### Work to do
The records underneath are to be repeated exactly, with the pictures left out.

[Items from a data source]

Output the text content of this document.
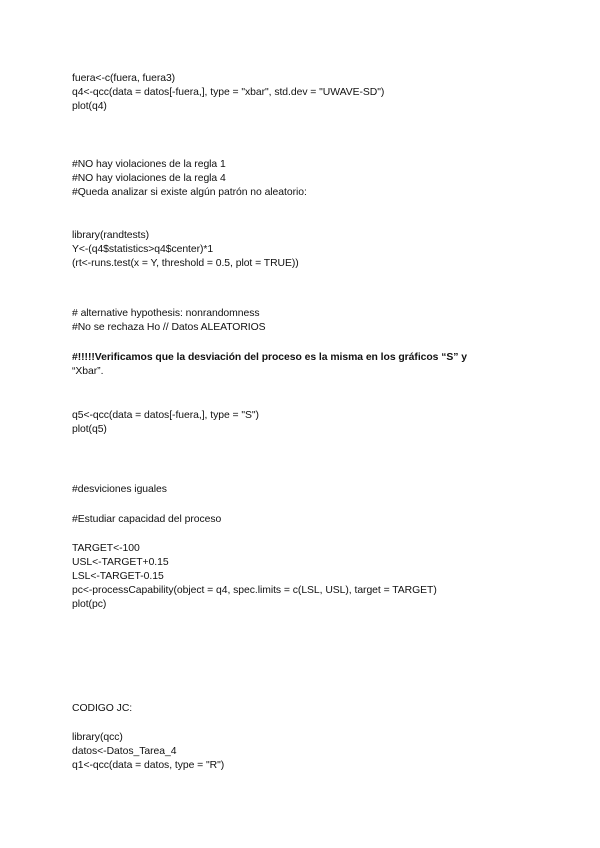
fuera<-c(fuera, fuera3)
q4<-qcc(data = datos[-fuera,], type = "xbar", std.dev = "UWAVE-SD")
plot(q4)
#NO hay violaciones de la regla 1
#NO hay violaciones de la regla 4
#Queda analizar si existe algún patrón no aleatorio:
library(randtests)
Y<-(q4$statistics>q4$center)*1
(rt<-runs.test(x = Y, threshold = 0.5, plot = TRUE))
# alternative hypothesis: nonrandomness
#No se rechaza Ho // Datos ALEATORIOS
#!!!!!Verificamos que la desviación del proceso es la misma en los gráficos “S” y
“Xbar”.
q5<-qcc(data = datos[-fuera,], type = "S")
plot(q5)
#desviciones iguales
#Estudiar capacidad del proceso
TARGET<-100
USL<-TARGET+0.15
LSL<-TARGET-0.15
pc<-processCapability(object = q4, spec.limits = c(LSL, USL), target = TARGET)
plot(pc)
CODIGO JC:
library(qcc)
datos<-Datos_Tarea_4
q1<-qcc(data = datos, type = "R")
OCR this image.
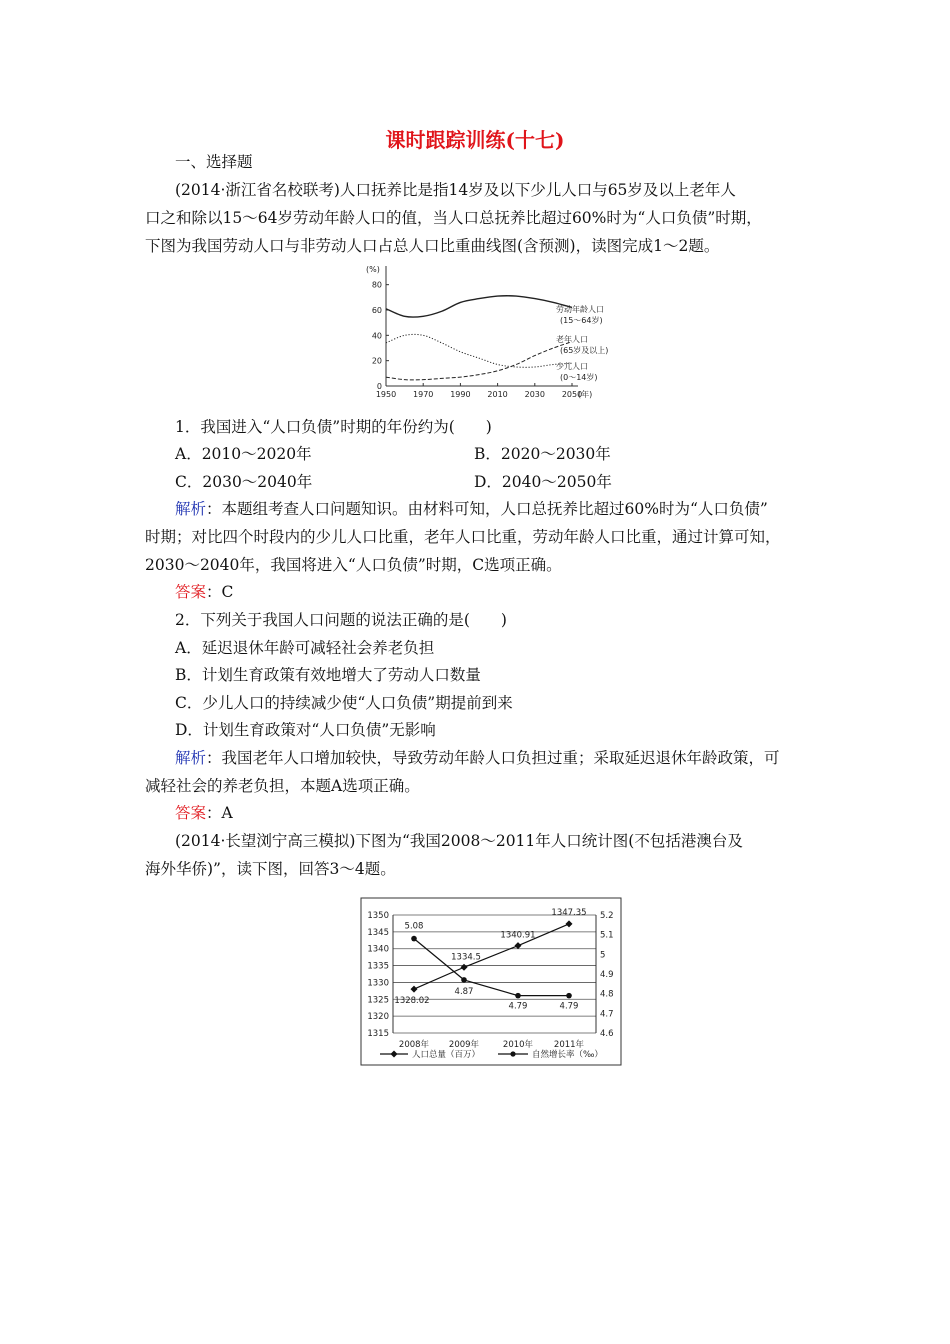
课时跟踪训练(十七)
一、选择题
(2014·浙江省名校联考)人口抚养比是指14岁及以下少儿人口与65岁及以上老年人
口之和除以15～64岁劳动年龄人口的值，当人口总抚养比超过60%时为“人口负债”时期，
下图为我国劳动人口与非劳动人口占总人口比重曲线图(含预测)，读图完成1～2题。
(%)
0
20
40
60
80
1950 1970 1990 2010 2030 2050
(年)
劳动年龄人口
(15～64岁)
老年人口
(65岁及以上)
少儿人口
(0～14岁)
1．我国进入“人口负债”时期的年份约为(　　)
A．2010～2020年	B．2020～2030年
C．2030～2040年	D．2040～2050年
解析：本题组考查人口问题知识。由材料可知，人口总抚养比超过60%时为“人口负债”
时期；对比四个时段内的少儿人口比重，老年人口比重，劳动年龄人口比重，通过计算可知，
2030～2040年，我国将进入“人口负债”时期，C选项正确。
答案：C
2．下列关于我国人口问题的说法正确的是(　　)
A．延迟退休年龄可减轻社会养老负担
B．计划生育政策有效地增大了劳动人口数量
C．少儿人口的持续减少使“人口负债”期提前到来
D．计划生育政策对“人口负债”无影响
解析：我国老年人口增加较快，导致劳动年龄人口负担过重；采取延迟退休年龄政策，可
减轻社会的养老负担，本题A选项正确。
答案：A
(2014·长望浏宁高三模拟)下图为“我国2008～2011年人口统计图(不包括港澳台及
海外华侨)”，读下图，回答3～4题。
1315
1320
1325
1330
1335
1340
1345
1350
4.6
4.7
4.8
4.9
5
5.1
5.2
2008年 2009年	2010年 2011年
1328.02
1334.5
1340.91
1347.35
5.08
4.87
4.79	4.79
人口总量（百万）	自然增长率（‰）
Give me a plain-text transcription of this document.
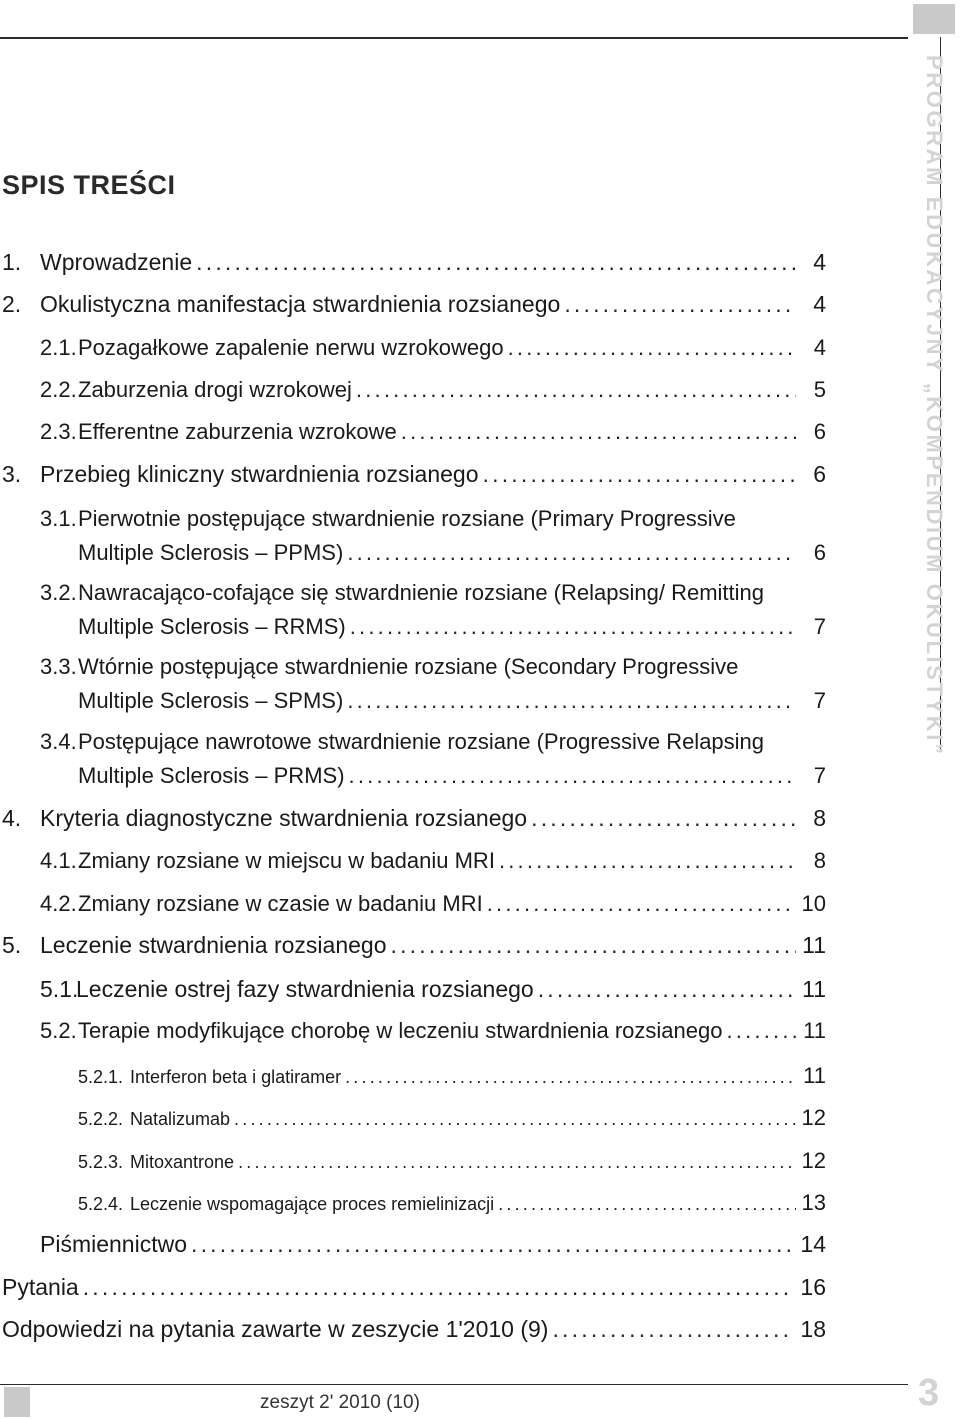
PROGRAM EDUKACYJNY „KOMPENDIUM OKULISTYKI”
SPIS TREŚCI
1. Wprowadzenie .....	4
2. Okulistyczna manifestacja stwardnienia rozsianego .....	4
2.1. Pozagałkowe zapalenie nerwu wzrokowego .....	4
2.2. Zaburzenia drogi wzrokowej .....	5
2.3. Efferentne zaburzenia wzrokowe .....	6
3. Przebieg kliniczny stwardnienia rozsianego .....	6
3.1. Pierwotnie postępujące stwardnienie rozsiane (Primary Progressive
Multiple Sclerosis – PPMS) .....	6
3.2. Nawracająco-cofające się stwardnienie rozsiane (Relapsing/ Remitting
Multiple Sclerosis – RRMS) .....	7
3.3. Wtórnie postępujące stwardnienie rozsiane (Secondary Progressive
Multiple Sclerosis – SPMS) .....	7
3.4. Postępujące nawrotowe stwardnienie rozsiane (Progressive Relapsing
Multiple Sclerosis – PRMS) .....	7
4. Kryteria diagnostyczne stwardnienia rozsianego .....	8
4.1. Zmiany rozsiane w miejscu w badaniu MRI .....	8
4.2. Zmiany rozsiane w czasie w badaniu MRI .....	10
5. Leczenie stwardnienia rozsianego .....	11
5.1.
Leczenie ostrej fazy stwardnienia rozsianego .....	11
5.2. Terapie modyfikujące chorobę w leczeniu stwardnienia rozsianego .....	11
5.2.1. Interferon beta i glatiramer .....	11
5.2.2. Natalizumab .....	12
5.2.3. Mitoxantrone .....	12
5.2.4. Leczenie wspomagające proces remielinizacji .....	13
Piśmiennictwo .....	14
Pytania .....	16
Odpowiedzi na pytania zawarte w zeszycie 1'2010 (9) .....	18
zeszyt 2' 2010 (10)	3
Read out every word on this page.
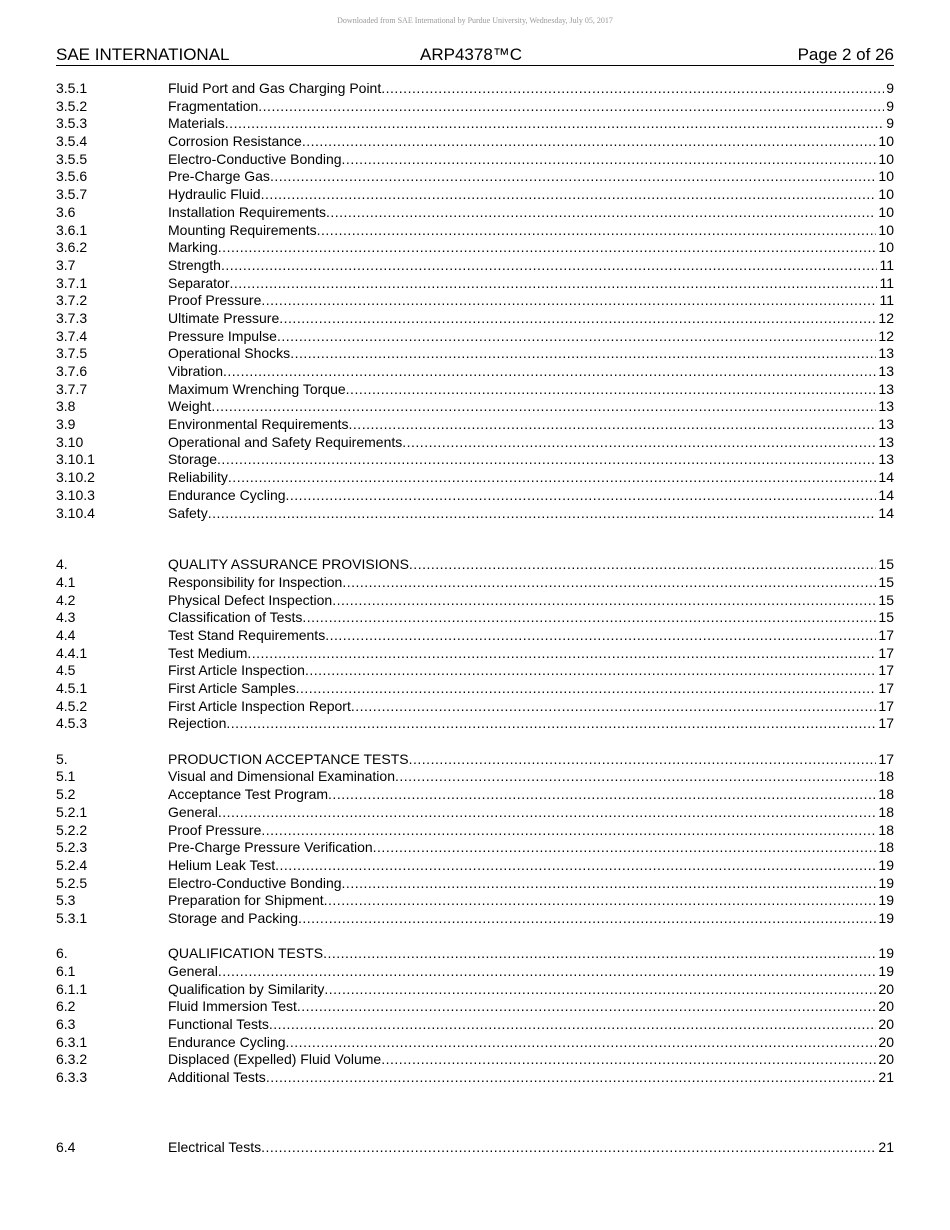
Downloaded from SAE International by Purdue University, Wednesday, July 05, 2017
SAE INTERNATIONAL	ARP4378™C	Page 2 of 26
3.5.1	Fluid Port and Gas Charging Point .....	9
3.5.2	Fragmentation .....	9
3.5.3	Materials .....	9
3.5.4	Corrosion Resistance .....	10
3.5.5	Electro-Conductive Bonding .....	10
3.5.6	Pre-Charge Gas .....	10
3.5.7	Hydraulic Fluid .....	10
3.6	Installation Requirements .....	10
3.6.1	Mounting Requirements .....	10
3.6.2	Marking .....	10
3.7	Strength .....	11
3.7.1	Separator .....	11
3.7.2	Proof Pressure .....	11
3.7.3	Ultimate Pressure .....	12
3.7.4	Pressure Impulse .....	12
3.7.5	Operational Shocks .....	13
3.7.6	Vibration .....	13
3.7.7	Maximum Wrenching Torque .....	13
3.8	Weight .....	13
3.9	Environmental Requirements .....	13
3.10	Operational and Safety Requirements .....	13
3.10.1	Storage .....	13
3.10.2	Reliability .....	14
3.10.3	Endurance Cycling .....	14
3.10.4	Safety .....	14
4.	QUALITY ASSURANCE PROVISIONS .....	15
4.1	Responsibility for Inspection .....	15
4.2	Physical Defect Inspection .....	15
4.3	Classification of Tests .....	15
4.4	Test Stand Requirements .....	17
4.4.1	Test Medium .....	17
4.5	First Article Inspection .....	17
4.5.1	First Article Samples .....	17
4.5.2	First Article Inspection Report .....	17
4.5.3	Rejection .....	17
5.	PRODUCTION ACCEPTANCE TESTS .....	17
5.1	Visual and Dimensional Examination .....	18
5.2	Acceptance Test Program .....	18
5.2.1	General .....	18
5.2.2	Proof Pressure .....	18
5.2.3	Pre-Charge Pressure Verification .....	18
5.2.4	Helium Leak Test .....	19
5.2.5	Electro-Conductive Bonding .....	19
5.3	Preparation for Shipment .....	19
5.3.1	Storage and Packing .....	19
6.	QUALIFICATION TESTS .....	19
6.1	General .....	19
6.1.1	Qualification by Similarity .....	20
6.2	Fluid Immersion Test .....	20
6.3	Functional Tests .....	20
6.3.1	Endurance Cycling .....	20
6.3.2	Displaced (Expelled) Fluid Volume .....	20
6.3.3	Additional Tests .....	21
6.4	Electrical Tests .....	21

### Reply to the task
Output the text content of this document.
fuera<-c(fuera, fuera3)
q4<-qcc(data = datos[-fuera,], type = "xbar", std.dev = "UWAVE-SD")
plot(q4)
#NO hay violaciones de la regla 1
#NO hay violaciones de la regla 4
#Queda analizar si existe algún patrón no aleatorio:
library(randtests)
Y<-(q4$statistics>q4$center)*1
(rt<-runs.test(x = Y, threshold = 0.5, plot = TRUE))
# alternative hypothesis: nonrandomness
#No se rechaza Ho // Datos ALEATORIOS
#!!!!!Verificamos que la desviación del proceso es la misma en los gráficos “S” y
“Xbar”.
q5<-qcc(data = datos[-fuera,], type = "S")
plot(q5)
#desviciones iguales
#Estudiar capacidad del proceso
TARGET<-100
USL<-TARGET+0.15
LSL<-TARGET-0.15
pc<-processCapability(object = q4, spec.limits = c(LSL, USL), target = TARGET)
plot(pc)
CODIGO JC:
library(qcc)
datos<-Datos_Tarea_4
q1<-qcc(data = datos, type = "R")
OCR this image.
课时跟踪训练(十七)
一、选择题
(2014·浙江省名校联考)人口抚养比是指14岁及以下少儿人口与65岁及以上老年人
口之和除以15～64岁劳动年龄人口的值，当人口总抚养比超过60%时为“人口负债”时期，
下图为我国劳动人口与非劳动人口占总人口比重曲线图(含预测)，读图完成1～2题。
(%)
0
20
40
60
80
1950 1970 1990 2010 2030 2050
(年)
劳动年龄人口
(15～64岁)
老年人口
(65岁及以上)
少儿人口
(0～14岁)
1．我国进入“人口负债”时期的年份约为(　　)
A．2010～2020年	B．2020～2030年
C．2030～2040年	D．2040～2050年
解析：本题组考查人口问题知识。由材料可知，人口总抚养比超过60%时为“人口负债”
时期；对比四个时段内的少儿人口比重，老年人口比重，劳动年龄人口比重，通过计算可知，
2030～2040年，我国将进入“人口负债”时期，C选项正确。
答案：C
2．下列关于我国人口问题的说法正确的是(　　)
A．延迟退休年龄可减轻社会养老负担
B．计划生育政策有效地增大了劳动人口数量
C．少儿人口的持续减少使“人口负债”期提前到来
D．计划生育政策对“人口负债”无影响
解析：我国老年人口增加较快，导致劳动年龄人口负担过重；采取延迟退休年龄政策，可
减轻社会的养老负担，本题A选项正确。
答案：A
(2014·长望浏宁高三模拟)下图为“我国2008～2011年人口统计图(不包括港澳台及
海外华侨)”，读下图，回答3～4题。
1315
1320
1325
1330
1335
1340
1345
1350
4.6
4.7
4.8
4.9
5
5.1
5.2
2008年 2009年	2010年 2011年
1328.02
1334.5
1340.91
1347.35
5.08
4.87
4.79	4.79
人口总量（百万）	自然增长率（‰）
Give me a plain-text transcription of this document.
PROGRAM EDUKACYJNY „KOMPENDIUM OKULISTYKI”
SPIS TREŚCI
1. Wprowadzenie .....	4
2. Okulistyczna manifestacja stwardnienia rozsianego .....	4
2.1. Pozagałkowe zapalenie nerwu wzrokowego .....	4
2.2. Zaburzenia drogi wzrokowej .....	5
2.3. Efferentne zaburzenia wzrokowe .....	6
3. Przebieg kliniczny stwardnienia rozsianego .....	6
3.1. Pierwotnie postępujące stwardnienie rozsiane (Primary Progressive
Multiple Sclerosis – PPMS) .....	6
3.2. Nawracająco-cofające się stwardnienie rozsiane (Relapsing/ Remitting
Multiple Sclerosis – RRMS) .....	7
3.3. Wtórnie postępujące stwardnienie rozsiane (Secondary Progressive
Multiple Sclerosis – SPMS) .....	7
3.4. Postępujące nawrotowe stwardnienie rozsiane (Progressive Relapsing
Multiple Sclerosis – PRMS) .....	7
4. Kryteria diagnostyczne stwardnienia rozsianego .....	8
4.1. Zmiany rozsiane w miejscu w badaniu MRI .....	8
4.2. Zmiany rozsiane w czasie w badaniu MRI .....	10
5. Leczenie stwardnienia rozsianego .....	11
5.1.
Leczenie ostrej fazy stwardnienia rozsianego .....	11
5.2. Terapie modyfikujące chorobę w leczeniu stwardnienia rozsianego .....	11
5.2.1. Interferon beta i glatiramer .....	11
5.2.2. Natalizumab .....	12
5.2.3. Mitoxantrone .....	12
5.2.4. Leczenie wspomagające proces remielinizacji .....	13
Piśmiennictwo .....	14
Pytania .....	16
Odpowiedzi na pytania zawarte w zeszycie 1'2010 (9) .....	18
zeszyt 2' 2010 (10)	3
Read out every word on this page.
Downloaded from SAE International by Purdue University, Wednesday, July 05, 2017
SAE INTERNATIONAL	ARP4378™C	Page 2 of 26
3.5.1	Fluid Port and Gas Charging Point .....	9
3.5.2	Fragmentation .....	9
3.5.3	Materials .....	9
3.5.4	Corrosion Resistance .....	10
3.5.5	Electro-Conductive Bonding .....	10
3.5.6	Pre-Charge Gas .....	10
3.5.7	Hydraulic Fluid .....	10
3.6	Installation Requirements .....	10
3.6.1	Mounting Requirements .....	10
3.6.2	Marking .....	10
3.7	Strength .....	11
3.7.1	Separator .....	11
3.7.2	Proof Pressure .....	11
3.7.3	Ultimate Pressure .....	12
3.7.4	Pressure Impulse .....	12
3.7.5	Operational Shocks .....	13
3.7.6	Vibration .....	13
3.7.7	Maximum Wrenching Torque .....	13
3.8	Weight .....	13
3.9	Environmental Requirements .....	13
3.10	Operational and Safety Requirements .....	13
3.10.1	Storage .....	13
3.10.2	Reliability .....	14
3.10.3	Endurance Cycling .....	14
3.10.4	Safety .....	14
4.	QUALITY ASSURANCE PROVISIONS .....	15
4.1	Responsibility for Inspection .....	15
4.2	Physical Defect Inspection .....	15
4.3	Classification of Tests .....	15
4.4	Test Stand Requirements .....	17
4.4.1	Test Medium .....	17
4.5	First Article Inspection .....	17
4.5.1	First Article Samples .....	17
4.5.2	First Article Inspection Report .....	17
4.5.3	Rejection .....	17
5.	PRODUCTION ACCEPTANCE TESTS .....	17
5.1	Visual and Dimensional Examination .....	18
5.2	Acceptance Test Program .....	18
5.2.1	General .....	18
5.2.2	Proof Pressure .....	18
5.2.3	Pre-Charge Pressure Verification .....	18
5.2.4	Helium Leak Test .....	19
5.2.5	Electro-Conductive Bonding .....	19
5.3	Preparation for Shipment .....	19
5.3.1	Storage and Packing .....	19
6.	QUALIFICATION TESTS .....	19
6.1	General .....	19
6.1.1	Qualification by Similarity .....	20
6.2	Fluid Immersion Test .....	20
6.3	Functional Tests .....	20
6.3.1	Endurance Cycling .....	20
6.3.2	Displaced (Expelled) Fluid Volume .....	20
6.3.3	Additional Tests .....	21
6.4	Electrical Tests .....	21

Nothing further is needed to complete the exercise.